Find every line in the records below that holds the word "随着城市化的加速推进", and copy it out.

>> BEGIN Dataset extract

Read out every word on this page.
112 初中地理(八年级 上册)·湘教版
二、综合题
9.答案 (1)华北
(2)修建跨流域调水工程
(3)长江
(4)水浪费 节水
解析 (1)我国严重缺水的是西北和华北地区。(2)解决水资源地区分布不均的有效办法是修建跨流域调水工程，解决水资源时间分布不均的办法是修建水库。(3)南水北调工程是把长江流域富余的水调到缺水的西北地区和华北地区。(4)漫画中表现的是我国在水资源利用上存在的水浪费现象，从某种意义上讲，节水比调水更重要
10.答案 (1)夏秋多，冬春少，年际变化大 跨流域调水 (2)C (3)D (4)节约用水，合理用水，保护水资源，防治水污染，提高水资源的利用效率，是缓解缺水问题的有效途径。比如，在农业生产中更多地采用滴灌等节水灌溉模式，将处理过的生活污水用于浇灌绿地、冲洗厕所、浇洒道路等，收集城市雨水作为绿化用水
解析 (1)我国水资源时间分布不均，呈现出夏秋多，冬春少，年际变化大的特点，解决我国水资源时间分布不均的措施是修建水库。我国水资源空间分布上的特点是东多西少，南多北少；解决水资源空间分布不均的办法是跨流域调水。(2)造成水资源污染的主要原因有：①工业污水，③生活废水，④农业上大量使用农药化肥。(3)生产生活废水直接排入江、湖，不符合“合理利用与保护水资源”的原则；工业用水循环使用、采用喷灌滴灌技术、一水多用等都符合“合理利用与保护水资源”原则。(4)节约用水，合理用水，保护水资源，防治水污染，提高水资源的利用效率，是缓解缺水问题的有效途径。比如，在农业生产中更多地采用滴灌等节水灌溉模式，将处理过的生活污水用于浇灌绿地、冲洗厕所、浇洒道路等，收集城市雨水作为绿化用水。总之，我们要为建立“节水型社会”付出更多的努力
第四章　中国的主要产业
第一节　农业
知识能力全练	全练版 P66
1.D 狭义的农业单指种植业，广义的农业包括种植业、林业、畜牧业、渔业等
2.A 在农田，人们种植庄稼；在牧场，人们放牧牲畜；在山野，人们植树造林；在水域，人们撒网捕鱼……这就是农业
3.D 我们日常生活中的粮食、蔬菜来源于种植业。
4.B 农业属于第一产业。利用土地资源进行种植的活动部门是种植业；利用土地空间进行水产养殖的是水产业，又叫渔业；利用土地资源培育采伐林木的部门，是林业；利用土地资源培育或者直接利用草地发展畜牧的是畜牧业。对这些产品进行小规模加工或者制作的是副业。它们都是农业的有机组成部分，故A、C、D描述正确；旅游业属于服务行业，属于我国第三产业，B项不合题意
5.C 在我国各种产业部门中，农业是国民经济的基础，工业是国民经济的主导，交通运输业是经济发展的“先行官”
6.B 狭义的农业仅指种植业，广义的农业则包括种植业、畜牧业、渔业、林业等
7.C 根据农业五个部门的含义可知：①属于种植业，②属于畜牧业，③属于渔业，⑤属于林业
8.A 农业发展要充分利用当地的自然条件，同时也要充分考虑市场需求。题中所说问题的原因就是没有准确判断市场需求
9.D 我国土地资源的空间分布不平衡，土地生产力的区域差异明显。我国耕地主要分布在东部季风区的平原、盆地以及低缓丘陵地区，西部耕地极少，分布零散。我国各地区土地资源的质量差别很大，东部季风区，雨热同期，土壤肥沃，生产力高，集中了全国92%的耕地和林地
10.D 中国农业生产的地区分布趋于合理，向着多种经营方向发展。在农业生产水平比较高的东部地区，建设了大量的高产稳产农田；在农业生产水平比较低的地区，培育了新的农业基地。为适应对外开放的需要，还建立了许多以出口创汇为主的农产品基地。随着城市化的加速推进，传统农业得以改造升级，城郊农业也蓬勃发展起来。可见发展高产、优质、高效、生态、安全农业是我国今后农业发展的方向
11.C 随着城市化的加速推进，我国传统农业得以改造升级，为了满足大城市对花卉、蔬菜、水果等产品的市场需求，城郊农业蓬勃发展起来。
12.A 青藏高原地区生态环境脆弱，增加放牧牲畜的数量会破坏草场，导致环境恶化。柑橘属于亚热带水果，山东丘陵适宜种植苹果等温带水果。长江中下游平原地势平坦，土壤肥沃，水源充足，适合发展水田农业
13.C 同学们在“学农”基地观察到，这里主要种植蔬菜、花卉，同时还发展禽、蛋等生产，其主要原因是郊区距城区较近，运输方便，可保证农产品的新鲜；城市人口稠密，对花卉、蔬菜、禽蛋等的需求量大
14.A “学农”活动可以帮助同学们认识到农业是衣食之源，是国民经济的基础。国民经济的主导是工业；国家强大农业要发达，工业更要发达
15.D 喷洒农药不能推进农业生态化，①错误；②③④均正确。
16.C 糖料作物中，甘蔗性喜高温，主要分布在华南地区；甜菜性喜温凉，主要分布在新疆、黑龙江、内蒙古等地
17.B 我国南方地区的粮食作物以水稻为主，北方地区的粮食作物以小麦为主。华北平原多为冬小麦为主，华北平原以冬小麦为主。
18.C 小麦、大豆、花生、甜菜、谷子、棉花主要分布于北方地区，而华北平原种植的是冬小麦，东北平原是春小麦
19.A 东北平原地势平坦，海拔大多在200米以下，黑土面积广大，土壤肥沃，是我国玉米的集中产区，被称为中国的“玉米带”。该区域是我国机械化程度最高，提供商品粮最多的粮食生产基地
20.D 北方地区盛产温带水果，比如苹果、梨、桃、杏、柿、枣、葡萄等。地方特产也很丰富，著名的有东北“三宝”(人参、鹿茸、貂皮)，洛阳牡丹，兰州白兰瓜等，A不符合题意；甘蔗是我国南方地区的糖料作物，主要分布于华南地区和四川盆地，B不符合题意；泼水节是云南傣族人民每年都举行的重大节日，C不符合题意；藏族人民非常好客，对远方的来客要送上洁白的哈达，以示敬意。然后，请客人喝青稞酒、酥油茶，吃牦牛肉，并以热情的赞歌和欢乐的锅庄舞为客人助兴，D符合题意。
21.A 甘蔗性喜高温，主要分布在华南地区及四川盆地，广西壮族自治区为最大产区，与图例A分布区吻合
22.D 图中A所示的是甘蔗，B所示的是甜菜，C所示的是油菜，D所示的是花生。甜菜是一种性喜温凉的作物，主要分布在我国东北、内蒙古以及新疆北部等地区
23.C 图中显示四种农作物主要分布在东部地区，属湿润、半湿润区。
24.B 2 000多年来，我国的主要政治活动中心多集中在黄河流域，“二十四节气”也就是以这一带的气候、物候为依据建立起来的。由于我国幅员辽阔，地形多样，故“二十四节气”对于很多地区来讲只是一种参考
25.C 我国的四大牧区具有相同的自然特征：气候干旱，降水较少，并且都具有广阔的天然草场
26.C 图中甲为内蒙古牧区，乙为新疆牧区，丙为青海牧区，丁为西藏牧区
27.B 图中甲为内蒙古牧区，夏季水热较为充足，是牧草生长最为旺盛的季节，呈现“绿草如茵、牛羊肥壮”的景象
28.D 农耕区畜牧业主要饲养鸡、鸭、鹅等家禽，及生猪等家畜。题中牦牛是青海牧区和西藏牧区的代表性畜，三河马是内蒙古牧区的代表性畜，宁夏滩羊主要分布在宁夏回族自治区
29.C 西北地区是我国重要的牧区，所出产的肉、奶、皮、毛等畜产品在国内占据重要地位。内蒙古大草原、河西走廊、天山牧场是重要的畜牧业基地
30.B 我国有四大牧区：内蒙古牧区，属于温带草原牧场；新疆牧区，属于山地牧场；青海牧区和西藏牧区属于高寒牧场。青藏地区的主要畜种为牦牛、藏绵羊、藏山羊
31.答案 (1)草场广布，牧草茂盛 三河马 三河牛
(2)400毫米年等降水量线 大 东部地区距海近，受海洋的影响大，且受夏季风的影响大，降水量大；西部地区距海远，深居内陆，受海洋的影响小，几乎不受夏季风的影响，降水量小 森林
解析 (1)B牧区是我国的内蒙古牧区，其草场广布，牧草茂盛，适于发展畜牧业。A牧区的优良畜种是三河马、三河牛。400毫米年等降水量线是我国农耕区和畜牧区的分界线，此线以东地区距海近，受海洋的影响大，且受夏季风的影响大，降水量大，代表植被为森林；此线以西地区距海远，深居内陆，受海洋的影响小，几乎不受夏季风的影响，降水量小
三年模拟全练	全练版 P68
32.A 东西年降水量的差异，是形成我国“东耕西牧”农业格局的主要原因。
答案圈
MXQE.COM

>> END Dataset extract

## Solution
10.D 中国农业生产的地区分布趋于合理，向着多种经营方向发展。在农业生产水平比较高的东部地区，建设了大量的高产稳产农田；在农业生产水平比较低的地区，培育了新的农业基地。为适应对外开放的需要，还建立了许多以出口创汇为主的农产品基地。随着城市化的加速推进，传统农业得以改造升级，城郊农业也蓬勃发展起来。可见发展高产、优质、高效、生态、安全农业是我国今后农业发展的方向
11.C 随着城市化的加速推进，我国传统农业得以改造升级，为了满足大城市对花卉、蔬菜、水果等产品的市场需求，城郊农业蓬勃发展起来。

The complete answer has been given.